Problem — Reproduce the article on Black women inventors word for word, from its title through its final sentence.

Provided passage —
____
Uncovering History’s Black Women Inventors
Uncovering History’s Black Women Inventors
February and March are Black History Month and Women’s History Month, respectively. Inventors Eye takes a look at past and present to salute the many Black women inventors who have contributed to the growth of innovation in America.
Black women throughout American history have impacted and contributed to our nation’s culture of innovation. Patents offer a unique lens through which to view history. By tracing the technologies patents protect—or once protected—as well as the inventors listed on those patents, an image of the past emerges. The United States Patent and Trademark Office has granted patents for more than 200 years. That’s a lot of history, and it contains many stories of successful black women who have changed the technological face of America. Today, black women continue to ignite the spark of genius and make key and meaningful contributions to America’s inventive process.
____
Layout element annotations
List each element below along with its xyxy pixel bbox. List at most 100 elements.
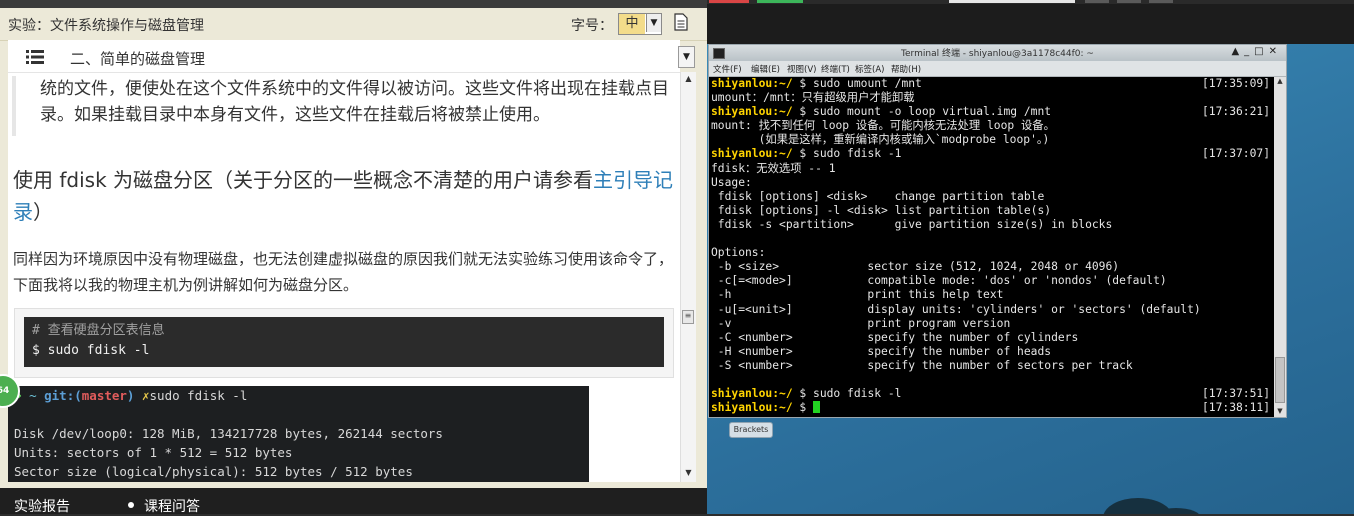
menu-edit[interactable]: 编辑(E) [751, 63, 780, 75]
terminal-screenshot-image: ➜ ~ git:(master) ✗sudo fdisk -l Disk /de… [8, 386, 589, 482]
scroll-down-icon[interactable]: ▼ [1274, 407, 1286, 417]
terminal-line: -C <number> specify the number of cylind… [711, 331, 1272, 345]
section-title: 二、简单的磁盘管理 [70, 50, 206, 68]
tab-lab-report[interactable]: 实验报告 [14, 496, 70, 516]
terminal-window[interactable]: Terminal 终端 - shiyanlou@3a1178c44f0: ~ ▲… [708, 44, 1287, 418]
chevron-down-icon[interactable]: ▼ [646, 14, 661, 32]
terminal-line: mount: 找不到任何 loop 设备。可能内核无法处理 loop 设备。 [711, 119, 1272, 133]
scroll-down-icon[interactable]: ▼ [681, 468, 696, 480]
terminal-text: $ [792, 401, 814, 415]
terminal-text: Options: [711, 246, 766, 260]
desktop-top-bar [707, 0, 1354, 44]
menu-tabs[interactable]: 标签(A) [855, 63, 884, 75]
terminal-prompt: shiyanlou:~/ [711, 105, 793, 119]
terminal-line: Options: [711, 246, 1272, 260]
toolbar-button[interactable] [1117, 0, 1141, 3]
terminal-text: -c[=<mode>] compatible mode: 'dos' or 'n… [711, 274, 1167, 288]
tab-course-qa[interactable]: 课程问答 [144, 496, 200, 516]
terminal-menubar: 文件(F) 编辑(E) 视图(V) 终端(T) 标签(A) 帮助(H) [709, 61, 1286, 77]
scroll-up-icon[interactable]: ▲ [681, 74, 696, 86]
heading-end: ） [33, 200, 53, 224]
terminal-text: -v print program version [711, 316, 1011, 330]
terminal-text: $ sudo umount /mnt [792, 77, 922, 90]
terminal-output[interactable]: shiyanlou:~/ $ sudo umount /mnt [17:35:09… [711, 77, 1272, 417]
terminal-text: fdisk：无效选项 -- 1 [711, 161, 836, 175]
terminal-title: Terminal 终端 - shiyanlou@3a1178c44f0: ~ [901, 49, 1094, 59]
terminal-text: fdisk [options] -l <disk> list partition… [711, 203, 1052, 217]
scroll-thumb[interactable] [1275, 357, 1285, 403]
terminal-text: umount：/mnt：只有超级用户才能卸载 [711, 91, 915, 105]
list-icon[interactable] [26, 50, 44, 64]
font-size-select[interactable]: 中 ▼ [618, 13, 662, 35]
terminal-prompt: shiyanlou:~/ [711, 77, 793, 90]
scroll-up-icon[interactable]: ▲ [1274, 77, 1286, 87]
document-icon[interactable] [674, 13, 688, 31]
close-icon[interactable]: ✕ [1269, 46, 1282, 57]
git-close: ) [126, 388, 135, 403]
code-block: # 查看硬盘分区表信息 $ sudo fdisk -l [14, 308, 674, 378]
menu-file[interactable]: 文件(F) [713, 63, 742, 75]
code-comment: # 查看硬盘分区表信息 [32, 323, 165, 338]
maximize-icon[interactable]: □ [1254, 46, 1268, 57]
terminal-scrollbar[interactable]: ▲ ▼ [1274, 77, 1286, 417]
terminal-line: -h print this help text [711, 288, 1272, 302]
terminal-line: -v print program version [711, 317, 1272, 331]
minimize-icon[interactable]: _ [1244, 46, 1254, 57]
terminal-timestamp: [17:37:51] [1201, 387, 1270, 401]
terminal-line: fdisk -s <partition> give partition size… [711, 218, 1272, 232]
vertical-scrollbar[interactable]: ▲ ≡ ▼ [680, 72, 696, 482]
terminal-line: fdisk [options] <disk> change partition … [711, 190, 1272, 204]
git-branch: master [81, 388, 127, 403]
bottom-tab-bar: 实验报告 课程问答 [0, 488, 707, 516]
remote-desktop: Terminal 终端 - shiyanlou@3a1178c44f0: ~ ▲… [707, 0, 1354, 514]
bullet-icon [128, 502, 134, 508]
paragraph: 同样因为环境原因中没有物理磁盘，也无法创建虚拟磁盘的原因我们就无法实验练习使用该… [13, 250, 674, 294]
terminal-text: $ sudo fdisk -l [792, 387, 902, 401]
toolbar-red-button[interactable] [709, 0, 749, 3]
terminal-text: -b <size> sector size (512, 1024, 2048 o… [711, 260, 1120, 274]
shade-icon[interactable]: ▲ [1231, 46, 1244, 57]
section-nav-bar: 二、简单的磁盘管理 [8, 40, 680, 73]
terminal-line: shiyanlou:~/ $ sudo umount /mnt [17:35:09… [711, 77, 1272, 91]
toolbar-green-button[interactable] [757, 0, 803, 3]
lab-document-panel: 实验：文件系统操作与磁盘管理 字号： 中 ▼ 二、简单的磁盘管理 统的文件，便使… [0, 0, 707, 516]
terminal-text: -u[=<unit>] display units: 'cylinders' o… [711, 302, 1201, 316]
terminal-line: umount：/mnt：只有超级用户才能卸载 [711, 91, 1272, 105]
code-box[interactable]: # 查看硬盘分区表信息 $ sudo fdisk -l [24, 317, 664, 367]
menu-help[interactable]: 帮助(H) [891, 63, 921, 75]
terminal-text: $ sudo fdisk -1 [792, 147, 902, 161]
screenshot-command: sudo fdisk -l [149, 388, 248, 403]
git-label: git:( [44, 388, 82, 403]
terminal-line: -H <number> specify the number of heads [711, 345, 1272, 359]
quote-text: 统的文件，便使处在这个文件系统中的文件得以被访问。这些文件将出现在挂载点目录。如… [40, 79, 669, 125]
font-size-value: 中 [619, 14, 645, 34]
toolbar-input[interactable] [949, 0, 1075, 3]
terminal-line: shiyanlou:~/ $ sudo fdisk -1 [17:37:07] [711, 147, 1272, 161]
terminal-line: Usage: [711, 176, 1272, 190]
terminal-line: -b <size> sector size (512, 1024, 2048 o… [711, 260, 1272, 274]
terminal-line: -c[=<mode>] compatible mode: 'dos' or 'n… [711, 274, 1272, 288]
terminal-line: (如果是这样，重新编译内核或输入`modprobe loop'。) [711, 133, 1272, 147]
menu-view[interactable]: 视图(V) [787, 63, 816, 75]
heading-text: 使用 fdisk 为磁盘分区（关于分区的一些概念不清楚的用户请参看 [13, 168, 594, 192]
terminal-titlebar[interactable]: Terminal 终端 - shiyanlou@3a1178c44f0: ~ ▲… [709, 45, 1286, 61]
window-controls[interactable]: ▲_□✕ [1231, 46, 1282, 57]
terminal-text: mount: 找不到任何 loop 设备。可能内核无法处理 loop 设备。 [711, 119, 1055, 133]
toolbar-button[interactable] [1149, 0, 1173, 3]
terminal-text: -S <number> specify the number of sector… [711, 358, 1133, 372]
terminal-line: shiyanlou:~/ $ [17:38:11] [711, 401, 1272, 415]
brackets-taskbar-button[interactable]: Brackets [729, 422, 773, 438]
menu-terminal[interactable]: 终端(T) [821, 63, 850, 75]
document-content: 二、简单的磁盘管理 统的文件，便使处在这个文件系统中的文件得以被访问。这些文件将… [8, 40, 680, 482]
terminal-prompt: shiyanlou:~/ [711, 387, 793, 401]
terminal-cursor [813, 401, 821, 414]
scroll-thumb[interactable]: ≡ [682, 310, 694, 324]
blockquote: 统的文件，便使处在这个文件系统中的文件得以被访问。这些文件将出现在挂载点目录。如… [12, 76, 676, 136]
terminal-text: fdisk -s <partition> give partition size… [711, 217, 1113, 231]
terminal-text: $ sudo mount -o loop virtual.img /mnt [792, 105, 1052, 119]
toolbar-button[interactable] [1085, 0, 1109, 3]
terminal-line: shiyanlou:~/ $ sudo fdisk -l [17:37:51] [711, 387, 1272, 401]
section-dropdown-button[interactable]: ▼ [678, 46, 695, 68]
font-size-label: 字号： [571, 18, 613, 34]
____
The completed task —
Uncovering History’s Black Women Inventors
Uncovering History’s Black Women Inventors
February and March are Black History Month and Women’s History Month, respectively. Inventors Eye takes a look at past and present to salute the many Black women inventors who have contributed to the growth of innovation in America.
Black women throughout American history have impacted and contributed to our nation’s culture of innovation. Patents offer a unique lens through which to view history. By tracing the technologies patents protect—or once protected—as well as the inventors listed on those patents, an image of the past emerges. The United States Patent and Trademark Office has granted patents for more than 200 years. That’s a lot of history, and it contains many stories of successful black women who have changed the technological face of America. Today, black women continue to ignite the spark of genius and make key and meaningful contributions to America’s inventive process.